→ Source material:
(begin)
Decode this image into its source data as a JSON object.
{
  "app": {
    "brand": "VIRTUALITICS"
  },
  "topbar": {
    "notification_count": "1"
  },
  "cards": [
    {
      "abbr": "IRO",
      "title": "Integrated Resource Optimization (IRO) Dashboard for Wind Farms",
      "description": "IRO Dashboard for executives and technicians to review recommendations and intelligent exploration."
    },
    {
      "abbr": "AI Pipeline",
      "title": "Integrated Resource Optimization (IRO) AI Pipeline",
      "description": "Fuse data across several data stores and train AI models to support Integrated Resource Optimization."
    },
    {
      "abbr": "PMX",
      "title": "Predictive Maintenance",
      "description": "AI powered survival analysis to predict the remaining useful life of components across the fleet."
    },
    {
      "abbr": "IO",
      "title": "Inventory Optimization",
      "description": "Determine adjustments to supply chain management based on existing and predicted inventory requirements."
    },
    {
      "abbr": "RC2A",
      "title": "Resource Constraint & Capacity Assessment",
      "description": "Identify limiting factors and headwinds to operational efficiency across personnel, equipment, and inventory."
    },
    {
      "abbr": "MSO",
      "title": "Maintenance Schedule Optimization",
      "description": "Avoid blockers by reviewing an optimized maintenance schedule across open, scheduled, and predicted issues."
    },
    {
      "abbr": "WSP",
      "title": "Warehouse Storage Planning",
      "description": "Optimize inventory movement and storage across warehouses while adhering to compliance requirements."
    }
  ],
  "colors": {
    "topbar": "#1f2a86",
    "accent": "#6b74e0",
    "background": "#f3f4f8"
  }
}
(end)
→ What you are asked to do: Print the listing above in its entirety, with every line exact.

→ Finished answer:
Decode this image into its source data as a JSON object.
{
  "app": {
    "brand": "VIRTUALITICS"
  },
  "topbar": {
    "notification_count": "1"
  },
  "cards": [
    {
      "abbr": "IRO",
      "title": "Integrated Resource Optimization (IRO) Dashboard for Wind Farms",
      "description": "IRO Dashboard for executives and technicians to review recommendations and intelligent exploration."
    },
    {
      "abbr": "AI Pipeline",
      "title": "Integrated Resource Optimization (IRO) AI Pipeline",
      "description": "Fuse data across several data stores and train AI models to support Integrated Resource Optimization."
    },
    {
      "abbr": "PMX",
      "title": "Predictive Maintenance",
      "description": "AI powered survival analysis to predict the remaining useful life of components across the fleet."
    },
    {
      "abbr": "IO",
      "title": "Inventory Optimization",
      "description": "Determine adjustments to supply chain management based on existing and predicted inventory requirements."
    },
    {
      "abbr": "RC2A",
      "title": "Resource Constraint & Capacity Assessment",
      "description": "Identify limiting factors and headwinds to operational efficiency across personnel, equipment, and inventory."
    },
    {
      "abbr": "MSO",
      "title": "Maintenance Schedule Optimization",
      "description": "Avoid blockers by reviewing an optimized maintenance schedule across open, scheduled, and predicted issues."
    },
    {
      "abbr": "WSP",
      "title": "Warehouse Storage Planning",
      "description": "Optimize inventory movement and storage across warehouses while adhering to compliance requirements."
    }
  ],
  "colors": {
    "topbar": "#1f2a86",
    "accent": "#6b74e0",
    "background": "#f3f4f8"
  }
}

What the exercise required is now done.